**Given problem:**
Print all the data, keeping every line exactly as it is.

· · · · ·

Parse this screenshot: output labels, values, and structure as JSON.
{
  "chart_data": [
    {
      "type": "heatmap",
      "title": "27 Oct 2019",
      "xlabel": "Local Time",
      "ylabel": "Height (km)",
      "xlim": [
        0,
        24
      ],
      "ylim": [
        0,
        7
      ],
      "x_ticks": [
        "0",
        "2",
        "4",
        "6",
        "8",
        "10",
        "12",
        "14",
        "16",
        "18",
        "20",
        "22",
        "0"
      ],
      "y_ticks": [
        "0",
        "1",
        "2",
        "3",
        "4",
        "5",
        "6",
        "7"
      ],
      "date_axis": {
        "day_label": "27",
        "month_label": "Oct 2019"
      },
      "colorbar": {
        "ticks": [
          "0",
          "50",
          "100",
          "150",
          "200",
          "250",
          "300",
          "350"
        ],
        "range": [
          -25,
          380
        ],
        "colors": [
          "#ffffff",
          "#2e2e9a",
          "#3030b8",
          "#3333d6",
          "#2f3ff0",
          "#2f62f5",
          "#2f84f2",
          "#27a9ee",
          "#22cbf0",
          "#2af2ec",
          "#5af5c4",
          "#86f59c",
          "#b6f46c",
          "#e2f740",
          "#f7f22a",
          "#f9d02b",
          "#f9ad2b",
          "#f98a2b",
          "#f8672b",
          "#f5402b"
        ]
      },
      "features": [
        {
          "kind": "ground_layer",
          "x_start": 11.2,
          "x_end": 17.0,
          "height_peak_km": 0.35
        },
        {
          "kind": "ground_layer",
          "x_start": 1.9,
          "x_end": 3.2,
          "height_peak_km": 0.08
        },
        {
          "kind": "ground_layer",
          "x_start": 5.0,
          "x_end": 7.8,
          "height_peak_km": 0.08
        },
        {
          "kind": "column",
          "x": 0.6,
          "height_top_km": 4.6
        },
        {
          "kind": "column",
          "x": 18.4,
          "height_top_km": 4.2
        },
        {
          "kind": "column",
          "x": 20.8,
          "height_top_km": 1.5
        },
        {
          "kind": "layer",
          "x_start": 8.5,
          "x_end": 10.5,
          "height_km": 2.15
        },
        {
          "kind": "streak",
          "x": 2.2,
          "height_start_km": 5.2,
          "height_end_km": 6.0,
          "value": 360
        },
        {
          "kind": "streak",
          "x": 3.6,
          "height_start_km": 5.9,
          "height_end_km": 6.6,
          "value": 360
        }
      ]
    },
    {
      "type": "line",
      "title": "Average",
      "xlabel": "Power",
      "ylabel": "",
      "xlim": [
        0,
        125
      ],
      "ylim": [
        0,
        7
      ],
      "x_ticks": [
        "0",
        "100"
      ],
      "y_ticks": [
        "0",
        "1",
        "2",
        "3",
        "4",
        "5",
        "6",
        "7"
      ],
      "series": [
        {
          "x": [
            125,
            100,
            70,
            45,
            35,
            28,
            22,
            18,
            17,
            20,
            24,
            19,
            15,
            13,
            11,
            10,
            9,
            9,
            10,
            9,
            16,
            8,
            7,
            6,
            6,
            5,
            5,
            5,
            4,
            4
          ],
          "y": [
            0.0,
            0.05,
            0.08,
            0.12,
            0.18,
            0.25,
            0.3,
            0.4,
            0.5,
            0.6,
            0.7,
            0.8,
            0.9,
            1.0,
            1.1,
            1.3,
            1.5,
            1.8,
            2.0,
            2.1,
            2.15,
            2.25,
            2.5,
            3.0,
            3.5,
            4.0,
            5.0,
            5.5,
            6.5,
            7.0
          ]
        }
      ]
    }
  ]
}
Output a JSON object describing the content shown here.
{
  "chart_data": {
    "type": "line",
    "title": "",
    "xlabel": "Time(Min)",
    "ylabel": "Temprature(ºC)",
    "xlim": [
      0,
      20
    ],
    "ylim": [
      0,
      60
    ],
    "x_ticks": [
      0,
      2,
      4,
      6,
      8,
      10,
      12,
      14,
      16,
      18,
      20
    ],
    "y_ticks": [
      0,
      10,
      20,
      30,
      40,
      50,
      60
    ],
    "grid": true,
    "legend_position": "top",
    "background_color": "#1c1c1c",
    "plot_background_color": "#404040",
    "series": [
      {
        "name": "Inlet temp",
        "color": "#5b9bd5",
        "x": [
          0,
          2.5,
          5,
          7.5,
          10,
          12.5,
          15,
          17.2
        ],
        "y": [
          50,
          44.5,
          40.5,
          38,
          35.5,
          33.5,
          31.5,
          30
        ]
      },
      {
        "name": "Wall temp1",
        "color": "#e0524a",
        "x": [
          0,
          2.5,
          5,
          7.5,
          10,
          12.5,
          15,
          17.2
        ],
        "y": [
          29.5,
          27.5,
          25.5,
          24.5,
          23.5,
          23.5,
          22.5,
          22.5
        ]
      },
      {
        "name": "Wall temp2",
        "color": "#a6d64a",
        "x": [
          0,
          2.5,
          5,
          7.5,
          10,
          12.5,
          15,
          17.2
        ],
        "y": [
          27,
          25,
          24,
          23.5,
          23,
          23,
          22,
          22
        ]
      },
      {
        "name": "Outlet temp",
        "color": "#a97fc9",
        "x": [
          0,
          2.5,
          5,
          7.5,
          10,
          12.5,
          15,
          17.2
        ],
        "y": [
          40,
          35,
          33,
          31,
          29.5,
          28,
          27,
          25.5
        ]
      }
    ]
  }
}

· · · · ·

**Answer to this task:**
Parse this screenshot: output labels, values, and structure as JSON.
{
  "chart_data": [
    {
      "type": "heatmap",
      "title": "27 Oct 2019",
      "xlabel": "Local Time",
      "ylabel": "Height (km)",
      "xlim": [
        0,
        24
      ],
      "ylim": [
        0,
        7
      ],
      "x_ticks": [
        "0",
        "2",
        "4",
        "6",
        "8",
        "10",
        "12",
        "14",
        "16",
        "18",
        "20",
        "22",
        "0"
      ],
      "y_ticks": [
        "0",
        "1",
        "2",
        "3",
        "4",
        "5",
        "6",
        "7"
      ],
      "date_axis": {
        "day_label": "27",
        "month_label": "Oct 2019"
      },
      "colorbar": {
        "ticks": [
          "0",
          "50",
          "100",
          "150",
          "200",
          "250",
          "300",
          "350"
        ],
        "range": [
          -25,
          380
        ],
        "colors": [
          "#ffffff",
          "#2e2e9a",
          "#3030b8",
          "#3333d6",
          "#2f3ff0",
          "#2f62f5",
          "#2f84f2",
          "#27a9ee",
          "#22cbf0",
          "#2af2ec",
          "#5af5c4",
          "#86f59c",
          "#b6f46c",
          "#e2f740",
          "#f7f22a",
          "#f9d02b",
          "#f9ad2b",
          "#f98a2b",
          "#f8672b",
          "#f5402b"
        ]
      },
      "features": [
        {
          "kind": "ground_layer",
          "x_start": 11.2,
          "x_end": 17.0,
          "height_peak_km": 0.35
        },
        {
          "kind": "ground_layer",
          "x_start": 1.9,
          "x_end": 3.2,
          "height_peak_km": 0.08
        },
        {
          "kind": "ground_layer",
          "x_start": 5.0,
          "x_end": 7.8,
          "height_peak_km": 0.08
        },
        {
          "kind": "column",
          "x": 0.6,
          "height_top_km": 4.6
        },
        {
          "kind": "column",
          "x": 18.4,
          "height_top_km": 4.2
        },
        {
          "kind": "column",
          "x": 20.8,
          "height_top_km": 1.5
        },
        {
          "kind": "layer",
          "x_start": 8.5,
          "x_end": 10.5,
          "height_km": 2.15
        },
        {
          "kind": "streak",
          "x": 2.2,
          "height_start_km": 5.2,
          "height_end_km": 6.0,
          "value": 360
        },
        {
          "kind": "streak",
          "x": 3.6,
          "height_start_km": 5.9,
          "height_end_km": 6.6,
          "value": 360
        }
      ]
    },
    {
      "type": "line",
      "title": "Average",
      "xlabel": "Power",
      "ylabel": "",
      "xlim": [
        0,
        125
      ],
      "ylim": [
        0,
        7
      ],
      "x_ticks": [
        "0",
        "100"
      ],
      "y_ticks": [
        "0",
        "1",
        "2",
        "3",
        "4",
        "5",
        "6",
        "7"
      ],
      "series": [
        {
          "x": [
            125,
            100,
            70,
            45,
            35,
            28,
            22,
            18,
            17,
            20,
            24,
            19,
            15,
            13,
            11,
            10,
            9,
            9,
            10,
            9,
            16,
            8,
            7,
            6,
            6,
            5,
            5,
            5,
            4,
            4
          ],
          "y": [
            0.0,
            0.05,
            0.08,
            0.12,
            0.18,
            0.25,
            0.3,
            0.4,
            0.5,
            0.6,
            0.7,
            0.8,
            0.9,
            1.0,
            1.1,
            1.3,
            1.5,
            1.8,
            2.0,
            2.1,
            2.15,
            2.25,
            2.5,
            3.0,
            3.5,
            4.0,
            5.0,
            5.5,
            6.5,
            7.0
          ]
        }
      ]
    }
  ]
}
Output a JSON object describing the content shown here.
{
  "chart_data": {
    "type": "line",
    "title": "",
    "xlabel": "Time(Min)",
    "ylabel": "Temprature(ºC)",
    "xlim": [
      0,
      20
    ],
    "ylim": [
      0,
      60
    ],
    "x_ticks": [
      0,
      2,
      4,
      6,
      8,
      10,
      12,
      14,
      16,
      18,
      20
    ],
    "y_ticks": [
      0,
      10,
      20,
      30,
      40,
      50,
      60
    ],
    "grid": true,
    "legend_position": "top",
    "background_color": "#1c1c1c",
    "plot_background_color": "#404040",
    "series": [
      {
        "name": "Inlet temp",
        "color": "#5b9bd5",
        "x": [
          0,
          2.5,
          5,
          7.5,
          10,
          12.5,
          15,
          17.2
        ],
        "y": [
          50,
          44.5,
          40.5,
          38,
          35.5,
          33.5,
          31.5,
          30
        ]
      },
      {
        "name": "Wall temp1",
        "color": "#e0524a",
        "x": [
          0,
          2.5,
          5,
          7.5,
          10,
          12.5,
          15,
          17.2
        ],
        "y": [
          29.5,
          27.5,
          25.5,
          24.5,
          23.5,
          23.5,
          22.5,
          22.5
        ]
      },
      {
        "name": "Wall temp2",
        "color": "#a6d64a",
        "x": [
          0,
          2.5,
          5,
          7.5,
          10,
          12.5,
          15,
          17.2
        ],
        "y": [
          27,
          25,
          24,
          23.5,
          23,
          23,
          22,
          22
        ]
      },
      {
        "name": "Outlet temp",
        "color": "#a97fc9",
        "x": [
          0,
          2.5,
          5,
          7.5,
          10,
          12.5,
          15,
          17.2
        ],
        "y": [
          40,
          35,
          33,
          31,
          29.5,
          28,
          27,
          25.5
        ]
      }
    ]
  }
}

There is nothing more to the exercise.